▸ **YOUR TASK**
Return each line holding the string "this".
----
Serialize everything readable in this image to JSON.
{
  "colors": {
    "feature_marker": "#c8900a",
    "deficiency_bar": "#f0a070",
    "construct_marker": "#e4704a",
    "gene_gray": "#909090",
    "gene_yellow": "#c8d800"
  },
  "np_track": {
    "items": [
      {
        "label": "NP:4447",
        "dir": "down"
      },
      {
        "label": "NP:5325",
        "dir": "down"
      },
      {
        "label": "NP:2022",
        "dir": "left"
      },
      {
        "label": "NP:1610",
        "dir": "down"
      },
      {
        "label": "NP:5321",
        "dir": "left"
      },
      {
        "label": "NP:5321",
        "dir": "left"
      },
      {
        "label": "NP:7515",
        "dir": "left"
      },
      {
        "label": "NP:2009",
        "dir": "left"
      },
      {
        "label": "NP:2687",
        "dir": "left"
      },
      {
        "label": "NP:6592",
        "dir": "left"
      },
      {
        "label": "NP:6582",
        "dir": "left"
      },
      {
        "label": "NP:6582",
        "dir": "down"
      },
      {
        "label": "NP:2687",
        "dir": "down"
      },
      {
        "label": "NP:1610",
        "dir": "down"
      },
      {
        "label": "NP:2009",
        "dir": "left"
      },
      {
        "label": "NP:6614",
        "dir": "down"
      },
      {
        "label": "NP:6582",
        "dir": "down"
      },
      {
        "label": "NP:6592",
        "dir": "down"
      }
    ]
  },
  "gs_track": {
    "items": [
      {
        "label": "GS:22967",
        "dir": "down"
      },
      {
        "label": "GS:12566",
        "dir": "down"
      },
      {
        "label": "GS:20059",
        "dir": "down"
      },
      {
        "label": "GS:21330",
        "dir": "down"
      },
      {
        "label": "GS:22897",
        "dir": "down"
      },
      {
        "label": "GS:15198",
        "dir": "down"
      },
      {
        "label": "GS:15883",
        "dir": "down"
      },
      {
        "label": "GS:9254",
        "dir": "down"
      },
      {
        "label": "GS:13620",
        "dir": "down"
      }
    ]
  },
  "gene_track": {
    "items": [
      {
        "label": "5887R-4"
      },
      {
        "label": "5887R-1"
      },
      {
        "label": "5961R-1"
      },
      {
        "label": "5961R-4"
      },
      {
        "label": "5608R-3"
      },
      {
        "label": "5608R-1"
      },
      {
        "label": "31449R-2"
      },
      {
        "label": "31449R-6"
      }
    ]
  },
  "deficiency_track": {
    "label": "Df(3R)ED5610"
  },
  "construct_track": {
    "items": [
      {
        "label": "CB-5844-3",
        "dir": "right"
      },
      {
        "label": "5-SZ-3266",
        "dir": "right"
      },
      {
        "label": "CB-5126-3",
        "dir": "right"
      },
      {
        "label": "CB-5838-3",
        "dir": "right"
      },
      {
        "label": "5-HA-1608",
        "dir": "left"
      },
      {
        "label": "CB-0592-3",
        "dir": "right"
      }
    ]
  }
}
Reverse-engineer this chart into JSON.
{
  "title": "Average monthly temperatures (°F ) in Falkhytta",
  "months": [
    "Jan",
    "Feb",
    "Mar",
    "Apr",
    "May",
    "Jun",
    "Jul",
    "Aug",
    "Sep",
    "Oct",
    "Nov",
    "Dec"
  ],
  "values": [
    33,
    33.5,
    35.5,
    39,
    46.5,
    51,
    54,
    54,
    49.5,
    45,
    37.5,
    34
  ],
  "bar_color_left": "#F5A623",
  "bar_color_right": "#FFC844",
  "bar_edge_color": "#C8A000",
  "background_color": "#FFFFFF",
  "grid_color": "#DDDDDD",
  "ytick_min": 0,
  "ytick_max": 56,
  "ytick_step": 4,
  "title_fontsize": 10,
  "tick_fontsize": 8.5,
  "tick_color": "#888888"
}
----
▸ **TASK OUTPUT**
Serialize everything readable in this image to JSON.
Reverse-engineer this chart into JSON.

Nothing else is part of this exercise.